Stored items

● ● ●

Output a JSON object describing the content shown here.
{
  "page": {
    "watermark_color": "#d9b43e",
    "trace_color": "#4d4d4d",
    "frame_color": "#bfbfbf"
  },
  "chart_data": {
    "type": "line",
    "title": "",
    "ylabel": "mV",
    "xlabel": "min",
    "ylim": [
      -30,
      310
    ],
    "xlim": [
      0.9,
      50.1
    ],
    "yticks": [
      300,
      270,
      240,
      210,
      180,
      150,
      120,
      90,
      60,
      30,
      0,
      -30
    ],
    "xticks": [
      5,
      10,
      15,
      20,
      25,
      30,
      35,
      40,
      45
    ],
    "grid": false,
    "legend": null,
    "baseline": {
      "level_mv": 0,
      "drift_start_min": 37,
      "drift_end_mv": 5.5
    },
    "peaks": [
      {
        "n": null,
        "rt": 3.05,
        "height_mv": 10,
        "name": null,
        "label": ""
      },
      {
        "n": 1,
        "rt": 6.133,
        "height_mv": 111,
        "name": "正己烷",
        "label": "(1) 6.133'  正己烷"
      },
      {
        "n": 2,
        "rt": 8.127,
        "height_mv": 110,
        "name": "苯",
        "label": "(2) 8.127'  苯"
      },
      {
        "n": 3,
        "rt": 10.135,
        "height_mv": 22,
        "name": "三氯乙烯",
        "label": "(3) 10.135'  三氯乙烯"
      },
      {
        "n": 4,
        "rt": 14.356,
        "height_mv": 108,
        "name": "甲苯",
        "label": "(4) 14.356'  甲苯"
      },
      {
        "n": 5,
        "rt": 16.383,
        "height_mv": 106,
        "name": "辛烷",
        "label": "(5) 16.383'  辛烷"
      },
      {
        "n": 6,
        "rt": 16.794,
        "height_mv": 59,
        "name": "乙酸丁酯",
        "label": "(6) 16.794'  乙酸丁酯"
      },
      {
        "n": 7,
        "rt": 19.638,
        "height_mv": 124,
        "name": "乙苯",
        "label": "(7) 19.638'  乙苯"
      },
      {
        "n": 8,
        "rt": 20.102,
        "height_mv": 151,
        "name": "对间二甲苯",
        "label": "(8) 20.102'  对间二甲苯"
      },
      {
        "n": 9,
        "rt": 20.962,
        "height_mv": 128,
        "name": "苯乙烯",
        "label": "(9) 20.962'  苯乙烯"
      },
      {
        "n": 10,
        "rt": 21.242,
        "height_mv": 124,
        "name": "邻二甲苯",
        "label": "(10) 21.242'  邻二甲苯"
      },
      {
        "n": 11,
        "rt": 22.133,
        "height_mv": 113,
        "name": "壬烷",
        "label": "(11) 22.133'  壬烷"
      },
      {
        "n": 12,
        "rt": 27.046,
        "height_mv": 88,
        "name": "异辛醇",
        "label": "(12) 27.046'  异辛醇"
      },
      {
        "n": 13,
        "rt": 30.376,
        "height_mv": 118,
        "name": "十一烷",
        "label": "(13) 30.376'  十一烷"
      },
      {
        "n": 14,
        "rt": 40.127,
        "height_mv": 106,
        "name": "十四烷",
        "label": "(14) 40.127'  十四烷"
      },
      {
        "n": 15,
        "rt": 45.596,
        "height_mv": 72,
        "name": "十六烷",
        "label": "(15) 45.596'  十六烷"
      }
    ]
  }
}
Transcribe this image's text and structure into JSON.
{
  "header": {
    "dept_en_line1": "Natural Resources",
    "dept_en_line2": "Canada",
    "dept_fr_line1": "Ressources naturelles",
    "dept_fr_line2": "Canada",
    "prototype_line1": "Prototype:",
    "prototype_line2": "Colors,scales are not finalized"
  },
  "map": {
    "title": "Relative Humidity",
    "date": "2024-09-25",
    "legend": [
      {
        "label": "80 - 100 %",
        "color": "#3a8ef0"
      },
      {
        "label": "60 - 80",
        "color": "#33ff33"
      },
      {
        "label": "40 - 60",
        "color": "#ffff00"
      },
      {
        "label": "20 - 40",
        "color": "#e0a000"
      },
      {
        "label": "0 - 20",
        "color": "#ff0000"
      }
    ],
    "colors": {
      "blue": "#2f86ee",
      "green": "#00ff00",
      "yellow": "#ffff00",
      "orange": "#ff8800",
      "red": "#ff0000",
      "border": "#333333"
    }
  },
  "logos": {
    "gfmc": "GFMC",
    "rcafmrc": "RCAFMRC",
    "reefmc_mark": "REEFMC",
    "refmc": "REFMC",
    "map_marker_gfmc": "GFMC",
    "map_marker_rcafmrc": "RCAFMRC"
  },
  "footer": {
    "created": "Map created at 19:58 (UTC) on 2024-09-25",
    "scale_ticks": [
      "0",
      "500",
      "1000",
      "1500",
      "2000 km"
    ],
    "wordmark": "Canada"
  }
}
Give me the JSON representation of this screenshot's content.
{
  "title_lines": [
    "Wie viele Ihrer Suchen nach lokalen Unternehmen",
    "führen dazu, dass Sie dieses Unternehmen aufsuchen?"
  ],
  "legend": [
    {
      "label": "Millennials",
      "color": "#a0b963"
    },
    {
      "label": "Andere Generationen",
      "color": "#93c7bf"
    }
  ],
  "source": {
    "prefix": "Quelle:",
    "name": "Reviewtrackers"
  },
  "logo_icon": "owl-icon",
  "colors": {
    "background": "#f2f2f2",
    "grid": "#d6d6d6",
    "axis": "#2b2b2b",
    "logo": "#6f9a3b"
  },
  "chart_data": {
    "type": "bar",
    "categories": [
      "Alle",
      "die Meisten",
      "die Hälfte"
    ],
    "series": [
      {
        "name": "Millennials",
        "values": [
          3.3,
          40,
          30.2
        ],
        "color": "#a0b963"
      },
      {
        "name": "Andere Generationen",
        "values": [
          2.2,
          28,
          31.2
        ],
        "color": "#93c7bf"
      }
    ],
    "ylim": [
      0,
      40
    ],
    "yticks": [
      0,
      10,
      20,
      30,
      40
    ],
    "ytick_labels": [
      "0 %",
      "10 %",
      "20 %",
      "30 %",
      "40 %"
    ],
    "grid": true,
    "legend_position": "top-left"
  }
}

● ● ●

Restate the data above word for word, please.

Output a JSON object describing the content shown here.
{
  "page": {
    "watermark_color": "#d9b43e",
    "trace_color": "#4d4d4d",
    "frame_color": "#bfbfbf"
  },
  "chart_data": {
    "type": "line",
    "title": "",
    "ylabel": "mV",
    "xlabel": "min",
    "ylim": [
      -30,
      310
    ],
    "xlim": [
      0.9,
      50.1
    ],
    "yticks": [
      300,
      270,
      240,
      210,
      180,
      150,
      120,
      90,
      60,
      30,
      0,
      -30
    ],
    "xticks": [
      5,
      10,
      15,
      20,
      25,
      30,
      35,
      40,
      45
    ],
    "grid": false,
    "legend": null,
    "baseline": {
      "level_mv": 0,
      "drift_start_min": 37,
      "drift_end_mv": 5.5
    },
    "peaks": [
      {
        "n": null,
        "rt": 3.05,
        "height_mv": 10,
        "name": null,
        "label": ""
      },
      {
        "n": 1,
        "rt": 6.133,
        "height_mv": 111,
        "name": "正己烷",
        "label": "(1) 6.133'  正己烷"
      },
      {
        "n": 2,
        "rt": 8.127,
        "height_mv": 110,
        "name": "苯",
        "label": "(2) 8.127'  苯"
      },
      {
        "n": 3,
        "rt": 10.135,
        "height_mv": 22,
        "name": "三氯乙烯",
        "label": "(3) 10.135'  三氯乙烯"
      },
      {
        "n": 4,
        "rt": 14.356,
        "height_mv": 108,
        "name": "甲苯",
        "label": "(4) 14.356'  甲苯"
      },
      {
        "n": 5,
        "rt": 16.383,
        "height_mv": 106,
        "name": "辛烷",
        "label": "(5) 16.383'  辛烷"
      },
      {
        "n": 6,
        "rt": 16.794,
        "height_mv": 59,
        "name": "乙酸丁酯",
        "label": "(6) 16.794'  乙酸丁酯"
      },
      {
        "n": 7,
        "rt": 19.638,
        "height_mv": 124,
        "name": "乙苯",
        "label": "(7) 19.638'  乙苯"
      },
      {
        "n": 8,
        "rt": 20.102,
        "height_mv": 151,
        "name": "对间二甲苯",
        "label": "(8) 20.102'  对间二甲苯"
      },
      {
        "n": 9,
        "rt": 20.962,
        "height_mv": 128,
        "name": "苯乙烯",
        "label": "(9) 20.962'  苯乙烯"
      },
      {
        "n": 10,
        "rt": 21.242,
        "height_mv": 124,
        "name": "邻二甲苯",
        "label": "(10) 21.242'  邻二甲苯"
      },
      {
        "n": 11,
        "rt": 22.133,
        "height_mv": 113,
        "name": "壬烷",
        "label": "(11) 22.133'  壬烷"
      },
      {
        "n": 12,
        "rt": 27.046,
        "height_mv": 88,
        "name": "异辛醇",
        "label": "(12) 27.046'  异辛醇"
      },
      {
        "n": 13,
        "rt": 30.376,
        "height_mv": 118,
        "name": "十一烷",
        "label": "(13) 30.376'  十一烷"
      },
      {
        "n": 14,
        "rt": 40.127,
        "height_mv": 106,
        "name": "十四烷",
        "label": "(14) 40.127'  十四烷"
      },
      {
        "n": 15,
        "rt": 45.596,
        "height_mv": 72,
        "name": "十六烷",
        "label": "(15) 45.596'  十六烷"
      }
    ]
  }
}
Transcribe this image's text and structure into JSON.
{
  "header": {
    "dept_en_line1": "Natural Resources",
    "dept_en_line2": "Canada",
    "dept_fr_line1": "Ressources naturelles",
    "dept_fr_line2": "Canada",
    "prototype_line1": "Prototype:",
    "prototype_line2": "Colors,scales are not finalized"
  },
  "map": {
    "title": "Relative Humidity",
    "date": "2024-09-25",
    "legend": [
      {
        "label": "80 - 100 %",
        "color": "#3a8ef0"
      },
      {
        "label": "60 - 80",
        "color": "#33ff33"
      },
      {
        "label": "40 - 60",
        "color": "#ffff00"
      },
      {
        "label": "20 - 40",
        "color": "#e0a000"
      },
      {
        "label": "0 - 20",
        "color": "#ff0000"
      }
    ],
    "colors": {
      "blue": "#2f86ee",
      "green": "#00ff00",
      "yellow": "#ffff00",
      "orange": "#ff8800",
      "red": "#ff0000",
      "border": "#333333"
    }
  },
  "logos": {
    "gfmc": "GFMC",
    "rcafmrc": "RCAFMRC",
    "reefmc_mark": "REEFMC",
    "refmc": "REFMC",
    "map_marker_gfmc": "GFMC",
    "map_marker_rcafmrc": "RCAFMRC"
  },
  "footer": {
    "created": "Map created at 19:58 (UTC) on 2024-09-25",
    "scale_ticks": [
      "0",
      "500",
      "1000",
      "1500",
      "2000 km"
    ],
    "wordmark": "Canada"
  }
}
Give me the JSON representation of this screenshot's content.
{
  "title_lines": [
    "Wie viele Ihrer Suchen nach lokalen Unternehmen",
    "führen dazu, dass Sie dieses Unternehmen aufsuchen?"
  ],
  "legend": [
    {
      "label": "Millennials",
      "color": "#a0b963"
    },
    {
      "label": "Andere Generationen",
      "color": "#93c7bf"
    }
  ],
  "source": {
    "prefix": "Quelle:",
    "name": "Reviewtrackers"
  },
  "logo_icon": "owl-icon",
  "colors": {
    "background": "#f2f2f2",
    "grid": "#d6d6d6",
    "axis": "#2b2b2b",
    "logo": "#6f9a3b"
  },
  "chart_data": {
    "type": "bar",
    "categories": [
      "Alle",
      "die Meisten",
      "die Hälfte"
    ],
    "series": [
      {
        "name": "Millennials",
        "values": [
          3.3,
          40,
          30.2
        ],
        "color": "#a0b963"
      },
      {
        "name": "Andere Generationen",
        "values": [
          2.2,
          28,
          31.2
        ],
        "color": "#93c7bf"
      }
    ],
    "ylim": [
      0,
      40
    ],
    "yticks": [
      0,
      10,
      20,
      30,
      40
    ],
    "ytick_labels": [
      "0 %",
      "10 %",
      "20 %",
      "30 %",
      "40 %"
    ],
    "grid": true,
    "legend_position": "top-left"
  }
}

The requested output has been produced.